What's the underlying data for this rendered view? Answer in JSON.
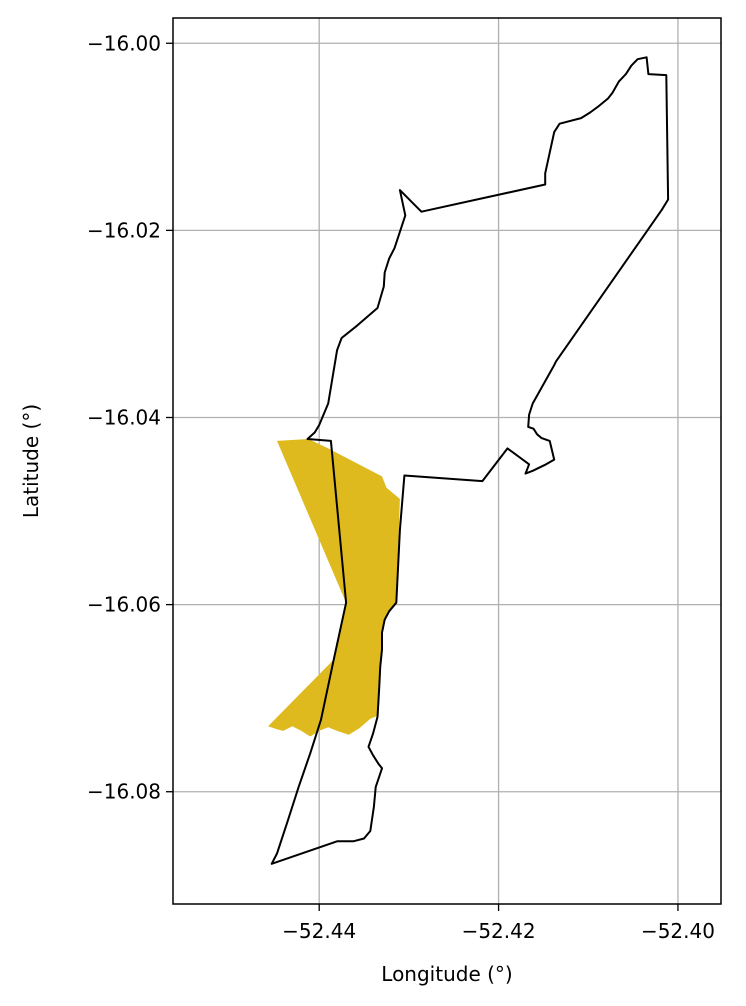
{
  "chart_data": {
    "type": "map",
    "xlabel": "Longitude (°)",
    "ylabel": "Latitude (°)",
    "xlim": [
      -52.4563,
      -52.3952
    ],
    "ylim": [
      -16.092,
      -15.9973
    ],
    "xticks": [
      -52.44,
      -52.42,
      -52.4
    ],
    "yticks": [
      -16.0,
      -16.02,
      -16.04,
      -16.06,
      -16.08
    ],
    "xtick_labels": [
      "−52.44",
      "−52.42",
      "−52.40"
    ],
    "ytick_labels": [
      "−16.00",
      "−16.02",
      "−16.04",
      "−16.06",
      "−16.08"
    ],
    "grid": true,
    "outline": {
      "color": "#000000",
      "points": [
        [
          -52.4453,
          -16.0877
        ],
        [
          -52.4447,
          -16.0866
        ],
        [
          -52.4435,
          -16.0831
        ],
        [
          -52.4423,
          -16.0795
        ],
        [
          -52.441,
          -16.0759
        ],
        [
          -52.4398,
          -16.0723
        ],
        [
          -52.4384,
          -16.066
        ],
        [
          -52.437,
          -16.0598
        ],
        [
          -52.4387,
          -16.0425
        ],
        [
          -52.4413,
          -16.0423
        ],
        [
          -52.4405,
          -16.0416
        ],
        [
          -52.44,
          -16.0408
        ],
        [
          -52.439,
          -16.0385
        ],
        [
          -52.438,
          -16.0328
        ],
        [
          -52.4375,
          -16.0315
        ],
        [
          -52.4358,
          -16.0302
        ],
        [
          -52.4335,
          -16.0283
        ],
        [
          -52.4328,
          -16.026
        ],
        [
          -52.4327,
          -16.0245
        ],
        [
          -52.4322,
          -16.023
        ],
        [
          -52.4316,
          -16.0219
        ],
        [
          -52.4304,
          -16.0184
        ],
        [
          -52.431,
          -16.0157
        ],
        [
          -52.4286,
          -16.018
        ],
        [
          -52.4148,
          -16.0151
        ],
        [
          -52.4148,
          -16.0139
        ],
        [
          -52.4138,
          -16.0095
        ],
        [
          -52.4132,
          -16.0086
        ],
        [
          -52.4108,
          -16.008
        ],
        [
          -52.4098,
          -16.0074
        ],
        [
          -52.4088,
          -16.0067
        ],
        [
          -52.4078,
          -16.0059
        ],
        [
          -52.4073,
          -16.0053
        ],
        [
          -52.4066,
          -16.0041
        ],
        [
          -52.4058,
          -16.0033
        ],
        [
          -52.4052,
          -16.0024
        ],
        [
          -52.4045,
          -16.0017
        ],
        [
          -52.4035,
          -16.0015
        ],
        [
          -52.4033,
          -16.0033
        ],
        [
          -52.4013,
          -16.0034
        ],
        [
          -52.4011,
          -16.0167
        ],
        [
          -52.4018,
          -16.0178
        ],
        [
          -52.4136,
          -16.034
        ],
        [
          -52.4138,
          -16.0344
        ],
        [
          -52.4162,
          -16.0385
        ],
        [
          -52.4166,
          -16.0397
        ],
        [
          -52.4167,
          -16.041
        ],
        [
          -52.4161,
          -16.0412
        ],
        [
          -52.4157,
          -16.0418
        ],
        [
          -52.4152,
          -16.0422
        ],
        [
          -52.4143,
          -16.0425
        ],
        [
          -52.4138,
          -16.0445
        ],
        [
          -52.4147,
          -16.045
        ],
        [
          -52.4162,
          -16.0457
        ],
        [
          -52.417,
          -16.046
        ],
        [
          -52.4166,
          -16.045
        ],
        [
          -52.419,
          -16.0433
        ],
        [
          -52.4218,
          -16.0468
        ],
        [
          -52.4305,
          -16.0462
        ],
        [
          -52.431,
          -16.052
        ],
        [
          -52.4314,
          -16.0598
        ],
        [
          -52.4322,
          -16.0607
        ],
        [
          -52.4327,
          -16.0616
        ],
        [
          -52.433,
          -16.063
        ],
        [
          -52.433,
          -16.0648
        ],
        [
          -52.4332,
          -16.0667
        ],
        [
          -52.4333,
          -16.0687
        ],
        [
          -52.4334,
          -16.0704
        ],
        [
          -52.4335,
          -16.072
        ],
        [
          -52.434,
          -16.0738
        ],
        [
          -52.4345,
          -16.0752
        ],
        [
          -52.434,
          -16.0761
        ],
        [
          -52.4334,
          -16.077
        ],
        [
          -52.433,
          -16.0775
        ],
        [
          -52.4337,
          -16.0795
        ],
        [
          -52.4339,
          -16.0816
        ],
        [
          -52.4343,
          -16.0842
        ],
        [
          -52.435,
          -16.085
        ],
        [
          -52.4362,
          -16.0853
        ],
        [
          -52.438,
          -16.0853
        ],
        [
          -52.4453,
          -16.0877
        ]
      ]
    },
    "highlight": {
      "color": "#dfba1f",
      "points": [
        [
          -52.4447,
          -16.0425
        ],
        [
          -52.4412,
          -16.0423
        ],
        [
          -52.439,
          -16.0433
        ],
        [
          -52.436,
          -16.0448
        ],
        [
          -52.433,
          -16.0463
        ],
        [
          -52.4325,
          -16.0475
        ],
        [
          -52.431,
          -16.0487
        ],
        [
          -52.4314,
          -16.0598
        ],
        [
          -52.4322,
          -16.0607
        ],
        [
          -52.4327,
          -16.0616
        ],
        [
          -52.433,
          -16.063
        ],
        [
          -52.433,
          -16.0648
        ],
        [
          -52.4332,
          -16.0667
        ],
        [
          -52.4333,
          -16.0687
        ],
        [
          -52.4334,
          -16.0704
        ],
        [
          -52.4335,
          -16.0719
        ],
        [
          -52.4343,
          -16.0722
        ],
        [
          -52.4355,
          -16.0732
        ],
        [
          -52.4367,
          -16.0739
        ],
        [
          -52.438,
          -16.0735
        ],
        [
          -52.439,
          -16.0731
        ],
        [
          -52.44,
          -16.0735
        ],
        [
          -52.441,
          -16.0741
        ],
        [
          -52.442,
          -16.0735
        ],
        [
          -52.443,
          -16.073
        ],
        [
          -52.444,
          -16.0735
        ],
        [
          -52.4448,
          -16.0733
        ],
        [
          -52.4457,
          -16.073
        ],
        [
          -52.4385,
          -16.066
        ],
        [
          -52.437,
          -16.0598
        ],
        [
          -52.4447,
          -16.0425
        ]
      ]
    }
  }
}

▶ _WRITTEN REQUEST_: Write every entry out again exactly, dropping the pictures.

▶ _TASK ANSWER_:
What's the underlying data for this rendered view? Answer in JSON.
{
  "chart_data": {
    "type": "map",
    "xlabel": "Longitude (°)",
    "ylabel": "Latitude (°)",
    "xlim": [
      -52.4563,
      -52.3952
    ],
    "ylim": [
      -16.092,
      -15.9973
    ],
    "xticks": [
      -52.44,
      -52.42,
      -52.4
    ],
    "yticks": [
      -16.0,
      -16.02,
      -16.04,
      -16.06,
      -16.08
    ],
    "xtick_labels": [
      "−52.44",
      "−52.42",
      "−52.40"
    ],
    "ytick_labels": [
      "−16.00",
      "−16.02",
      "−16.04",
      "−16.06",
      "−16.08"
    ],
    "grid": true,
    "outline": {
      "color": "#000000",
      "points": [
        [
          -52.4453,
          -16.0877
        ],
        [
          -52.4447,
          -16.0866
        ],
        [
          -52.4435,
          -16.0831
        ],
        [
          -52.4423,
          -16.0795
        ],
        [
          -52.441,
          -16.0759
        ],
        [
          -52.4398,
          -16.0723
        ],
        [
          -52.4384,
          -16.066
        ],
        [
          -52.437,
          -16.0598
        ],
        [
          -52.4387,
          -16.0425
        ],
        [
          -52.4413,
          -16.0423
        ],
        [
          -52.4405,
          -16.0416
        ],
        [
          -52.44,
          -16.0408
        ],
        [
          -52.439,
          -16.0385
        ],
        [
          -52.438,
          -16.0328
        ],
        [
          -52.4375,
          -16.0315
        ],
        [
          -52.4358,
          -16.0302
        ],
        [
          -52.4335,
          -16.0283
        ],
        [
          -52.4328,
          -16.026
        ],
        [
          -52.4327,
          -16.0245
        ],
        [
          -52.4322,
          -16.023
        ],
        [
          -52.4316,
          -16.0219
        ],
        [
          -52.4304,
          -16.0184
        ],
        [
          -52.431,
          -16.0157
        ],
        [
          -52.4286,
          -16.018
        ],
        [
          -52.4148,
          -16.0151
        ],
        [
          -52.4148,
          -16.0139
        ],
        [
          -52.4138,
          -16.0095
        ],
        [
          -52.4132,
          -16.0086
        ],
        [
          -52.4108,
          -16.008
        ],
        [
          -52.4098,
          -16.0074
        ],
        [
          -52.4088,
          -16.0067
        ],
        [
          -52.4078,
          -16.0059
        ],
        [
          -52.4073,
          -16.0053
        ],
        [
          -52.4066,
          -16.0041
        ],
        [
          -52.4058,
          -16.0033
        ],
        [
          -52.4052,
          -16.0024
        ],
        [
          -52.4045,
          -16.0017
        ],
        [
          -52.4035,
          -16.0015
        ],
        [
          -52.4033,
          -16.0033
        ],
        [
          -52.4013,
          -16.0034
        ],
        [
          -52.4011,
          -16.0167
        ],
        [
          -52.4018,
          -16.0178
        ],
        [
          -52.4136,
          -16.034
        ],
        [
          -52.4138,
          -16.0344
        ],
        [
          -52.4162,
          -16.0385
        ],
        [
          -52.4166,
          -16.0397
        ],
        [
          -52.4167,
          -16.041
        ],
        [
          -52.4161,
          -16.0412
        ],
        [
          -52.4157,
          -16.0418
        ],
        [
          -52.4152,
          -16.0422
        ],
        [
          -52.4143,
          -16.0425
        ],
        [
          -52.4138,
          -16.0445
        ],
        [
          -52.4147,
          -16.045
        ],
        [
          -52.4162,
          -16.0457
        ],
        [
          -52.417,
          -16.046
        ],
        [
          -52.4166,
          -16.045
        ],
        [
          -52.419,
          -16.0433
        ],
        [
          -52.4218,
          -16.0468
        ],
        [
          -52.4305,
          -16.0462
        ],
        [
          -52.431,
          -16.052
        ],
        [
          -52.4314,
          -16.0598
        ],
        [
          -52.4322,
          -16.0607
        ],
        [
          -52.4327,
          -16.0616
        ],
        [
          -52.433,
          -16.063
        ],
        [
          -52.433,
          -16.0648
        ],
        [
          -52.4332,
          -16.0667
        ],
        [
          -52.4333,
          -16.0687
        ],
        [
          -52.4334,
          -16.0704
        ],
        [
          -52.4335,
          -16.072
        ],
        [
          -52.434,
          -16.0738
        ],
        [
          -52.4345,
          -16.0752
        ],
        [
          -52.434,
          -16.0761
        ],
        [
          -52.4334,
          -16.077
        ],
        [
          -52.433,
          -16.0775
        ],
        [
          -52.4337,
          -16.0795
        ],
        [
          -52.4339,
          -16.0816
        ],
        [
          -52.4343,
          -16.0842
        ],
        [
          -52.435,
          -16.085
        ],
        [
          -52.4362,
          -16.0853
        ],
        [
          -52.438,
          -16.0853
        ],
        [
          -52.4453,
          -16.0877
        ]
      ]
    },
    "highlight": {
      "color": "#dfba1f",
      "points": [
        [
          -52.4447,
          -16.0425
        ],
        [
          -52.4412,
          -16.0423
        ],
        [
          -52.439,
          -16.0433
        ],
        [
          -52.436,
          -16.0448
        ],
        [
          -52.433,
          -16.0463
        ],
        [
          -52.4325,
          -16.0475
        ],
        [
          -52.431,
          -16.0487
        ],
        [
          -52.4314,
          -16.0598
        ],
        [
          -52.4322,
          -16.0607
        ],
        [
          -52.4327,
          -16.0616
        ],
        [
          -52.433,
          -16.063
        ],
        [
          -52.433,
          -16.0648
        ],
        [
          -52.4332,
          -16.0667
        ],
        [
          -52.4333,
          -16.0687
        ],
        [
          -52.4334,
          -16.0704
        ],
        [
          -52.4335,
          -16.0719
        ],
        [
          -52.4343,
          -16.0722
        ],
        [
          -52.4355,
          -16.0732
        ],
        [
          -52.4367,
          -16.0739
        ],
        [
          -52.438,
          -16.0735
        ],
        [
          -52.439,
          -16.0731
        ],
        [
          -52.44,
          -16.0735
        ],
        [
          -52.441,
          -16.0741
        ],
        [
          -52.442,
          -16.0735
        ],
        [
          -52.443,
          -16.073
        ],
        [
          -52.444,
          -16.0735
        ],
        [
          -52.4448,
          -16.0733
        ],
        [
          -52.4457,
          -16.073
        ],
        [
          -52.4385,
          -16.066
        ],
        [
          -52.437,
          -16.0598
        ],
        [
          -52.4447,
          -16.0425
        ]
      ]
    }
  }
}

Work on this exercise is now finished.